▶ WHAT IS BEING ASKED
Answer with one number: the count of lines in this material that hold the word "legend".

-- START RECORDS TO PROCESS --

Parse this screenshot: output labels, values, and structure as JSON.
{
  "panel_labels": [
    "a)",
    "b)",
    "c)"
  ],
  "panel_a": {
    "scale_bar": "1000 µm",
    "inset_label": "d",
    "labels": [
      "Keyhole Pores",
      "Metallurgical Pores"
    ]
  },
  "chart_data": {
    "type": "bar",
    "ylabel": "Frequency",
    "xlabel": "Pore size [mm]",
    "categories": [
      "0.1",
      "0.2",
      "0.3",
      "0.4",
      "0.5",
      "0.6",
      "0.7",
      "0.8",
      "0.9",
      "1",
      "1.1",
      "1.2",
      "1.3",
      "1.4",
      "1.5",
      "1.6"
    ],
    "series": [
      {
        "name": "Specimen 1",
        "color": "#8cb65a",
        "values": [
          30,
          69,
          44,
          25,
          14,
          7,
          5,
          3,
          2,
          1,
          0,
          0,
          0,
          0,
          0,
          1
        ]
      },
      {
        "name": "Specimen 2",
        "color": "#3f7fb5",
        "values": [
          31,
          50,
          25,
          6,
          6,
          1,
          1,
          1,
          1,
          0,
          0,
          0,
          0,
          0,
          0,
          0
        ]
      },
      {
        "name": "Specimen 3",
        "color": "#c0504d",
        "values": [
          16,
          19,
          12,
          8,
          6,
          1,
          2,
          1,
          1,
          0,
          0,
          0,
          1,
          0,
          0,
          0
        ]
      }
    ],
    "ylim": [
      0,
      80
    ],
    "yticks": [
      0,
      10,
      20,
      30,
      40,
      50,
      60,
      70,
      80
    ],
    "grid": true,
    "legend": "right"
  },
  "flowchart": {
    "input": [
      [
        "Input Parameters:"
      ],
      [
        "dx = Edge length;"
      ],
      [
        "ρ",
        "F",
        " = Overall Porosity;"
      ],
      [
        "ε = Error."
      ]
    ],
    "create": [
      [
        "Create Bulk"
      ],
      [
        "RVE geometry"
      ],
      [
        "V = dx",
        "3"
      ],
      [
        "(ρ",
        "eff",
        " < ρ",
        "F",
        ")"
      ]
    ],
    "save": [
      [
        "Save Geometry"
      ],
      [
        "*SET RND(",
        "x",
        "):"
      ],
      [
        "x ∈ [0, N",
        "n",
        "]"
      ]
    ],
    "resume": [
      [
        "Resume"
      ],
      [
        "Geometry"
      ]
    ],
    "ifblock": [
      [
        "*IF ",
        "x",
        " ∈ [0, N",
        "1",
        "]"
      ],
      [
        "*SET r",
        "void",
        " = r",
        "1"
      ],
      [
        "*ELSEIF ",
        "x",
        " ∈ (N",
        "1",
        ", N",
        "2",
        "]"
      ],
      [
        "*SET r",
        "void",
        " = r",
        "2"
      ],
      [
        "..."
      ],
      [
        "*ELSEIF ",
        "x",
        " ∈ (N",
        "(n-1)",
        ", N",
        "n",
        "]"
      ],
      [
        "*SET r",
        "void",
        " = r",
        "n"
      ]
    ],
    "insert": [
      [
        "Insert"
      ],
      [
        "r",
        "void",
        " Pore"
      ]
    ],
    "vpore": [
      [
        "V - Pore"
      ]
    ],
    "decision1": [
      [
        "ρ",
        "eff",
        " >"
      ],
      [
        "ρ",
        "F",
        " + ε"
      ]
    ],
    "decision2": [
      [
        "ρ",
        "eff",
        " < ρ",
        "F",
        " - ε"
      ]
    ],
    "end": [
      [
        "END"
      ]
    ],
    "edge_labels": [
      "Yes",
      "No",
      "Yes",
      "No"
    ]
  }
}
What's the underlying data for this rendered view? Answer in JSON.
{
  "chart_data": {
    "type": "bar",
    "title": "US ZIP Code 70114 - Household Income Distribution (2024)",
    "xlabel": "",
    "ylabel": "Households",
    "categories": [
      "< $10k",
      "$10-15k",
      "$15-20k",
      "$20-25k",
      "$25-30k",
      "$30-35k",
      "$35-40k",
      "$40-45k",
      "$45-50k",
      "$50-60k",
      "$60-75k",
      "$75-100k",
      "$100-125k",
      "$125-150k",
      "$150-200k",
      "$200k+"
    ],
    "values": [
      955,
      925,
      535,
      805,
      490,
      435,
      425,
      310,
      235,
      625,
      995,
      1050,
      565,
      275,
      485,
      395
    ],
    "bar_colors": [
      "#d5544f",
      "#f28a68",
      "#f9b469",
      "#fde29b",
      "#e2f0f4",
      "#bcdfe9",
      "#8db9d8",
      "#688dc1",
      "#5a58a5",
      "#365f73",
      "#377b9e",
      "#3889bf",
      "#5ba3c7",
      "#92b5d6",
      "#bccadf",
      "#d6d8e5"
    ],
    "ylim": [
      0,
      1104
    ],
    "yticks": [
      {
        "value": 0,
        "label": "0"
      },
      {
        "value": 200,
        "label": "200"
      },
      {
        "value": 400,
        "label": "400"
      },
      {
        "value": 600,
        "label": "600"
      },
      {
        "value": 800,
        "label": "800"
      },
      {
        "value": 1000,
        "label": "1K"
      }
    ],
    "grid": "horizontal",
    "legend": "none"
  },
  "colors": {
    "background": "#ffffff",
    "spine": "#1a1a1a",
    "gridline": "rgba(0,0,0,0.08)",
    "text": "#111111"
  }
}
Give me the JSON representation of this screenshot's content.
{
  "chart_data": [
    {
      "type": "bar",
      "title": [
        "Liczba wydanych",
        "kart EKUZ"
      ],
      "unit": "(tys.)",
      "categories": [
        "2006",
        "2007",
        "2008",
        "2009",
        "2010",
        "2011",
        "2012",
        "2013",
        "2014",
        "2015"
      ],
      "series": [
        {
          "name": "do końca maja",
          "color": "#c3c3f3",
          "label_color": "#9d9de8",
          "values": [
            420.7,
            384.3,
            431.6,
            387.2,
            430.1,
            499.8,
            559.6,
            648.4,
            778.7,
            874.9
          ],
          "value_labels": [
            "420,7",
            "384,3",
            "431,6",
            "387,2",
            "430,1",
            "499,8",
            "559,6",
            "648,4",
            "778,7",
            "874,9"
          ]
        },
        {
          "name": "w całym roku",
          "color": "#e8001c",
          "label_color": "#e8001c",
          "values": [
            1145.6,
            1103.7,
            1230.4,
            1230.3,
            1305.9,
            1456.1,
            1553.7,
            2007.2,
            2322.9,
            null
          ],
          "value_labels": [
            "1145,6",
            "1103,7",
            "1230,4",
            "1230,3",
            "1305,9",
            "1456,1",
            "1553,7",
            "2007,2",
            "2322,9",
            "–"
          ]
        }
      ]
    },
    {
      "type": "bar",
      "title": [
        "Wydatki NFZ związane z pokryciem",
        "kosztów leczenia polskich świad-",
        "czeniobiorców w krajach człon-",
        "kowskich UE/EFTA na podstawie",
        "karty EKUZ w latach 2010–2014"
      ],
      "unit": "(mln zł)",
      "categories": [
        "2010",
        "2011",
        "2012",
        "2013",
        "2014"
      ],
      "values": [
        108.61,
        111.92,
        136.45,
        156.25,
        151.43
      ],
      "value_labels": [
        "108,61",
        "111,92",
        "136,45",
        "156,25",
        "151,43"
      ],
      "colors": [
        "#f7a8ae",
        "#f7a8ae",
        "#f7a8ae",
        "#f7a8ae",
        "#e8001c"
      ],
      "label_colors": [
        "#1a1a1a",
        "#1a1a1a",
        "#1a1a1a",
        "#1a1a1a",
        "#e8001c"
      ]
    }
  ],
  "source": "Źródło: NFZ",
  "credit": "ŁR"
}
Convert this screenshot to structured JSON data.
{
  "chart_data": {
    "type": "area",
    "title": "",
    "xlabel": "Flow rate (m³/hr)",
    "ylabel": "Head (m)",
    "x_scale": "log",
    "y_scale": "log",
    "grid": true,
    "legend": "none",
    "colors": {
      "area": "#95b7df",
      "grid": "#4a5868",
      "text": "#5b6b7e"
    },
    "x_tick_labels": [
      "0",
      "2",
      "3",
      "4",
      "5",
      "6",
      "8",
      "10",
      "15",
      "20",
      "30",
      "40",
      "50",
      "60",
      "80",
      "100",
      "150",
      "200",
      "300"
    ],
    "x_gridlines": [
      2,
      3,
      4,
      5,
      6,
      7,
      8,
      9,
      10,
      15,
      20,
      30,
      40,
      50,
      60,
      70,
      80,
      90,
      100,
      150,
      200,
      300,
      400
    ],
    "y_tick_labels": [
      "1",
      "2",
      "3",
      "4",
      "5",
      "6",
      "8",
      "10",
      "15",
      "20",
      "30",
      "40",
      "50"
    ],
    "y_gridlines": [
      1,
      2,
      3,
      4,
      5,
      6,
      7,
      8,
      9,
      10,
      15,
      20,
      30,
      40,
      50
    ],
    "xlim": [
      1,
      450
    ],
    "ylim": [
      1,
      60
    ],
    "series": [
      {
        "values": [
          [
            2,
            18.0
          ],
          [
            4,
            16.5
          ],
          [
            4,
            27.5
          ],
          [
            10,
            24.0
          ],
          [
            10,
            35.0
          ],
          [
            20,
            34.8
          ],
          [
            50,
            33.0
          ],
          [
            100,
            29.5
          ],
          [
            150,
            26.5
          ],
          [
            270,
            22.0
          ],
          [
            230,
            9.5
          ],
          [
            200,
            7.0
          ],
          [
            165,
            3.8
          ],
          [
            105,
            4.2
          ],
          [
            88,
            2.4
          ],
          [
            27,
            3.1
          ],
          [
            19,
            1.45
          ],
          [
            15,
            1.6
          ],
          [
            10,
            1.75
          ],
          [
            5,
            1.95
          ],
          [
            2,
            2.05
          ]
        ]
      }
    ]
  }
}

-- END RECORDS TO PROCESS --

▶ SOLUTION FOR THIS TASK
3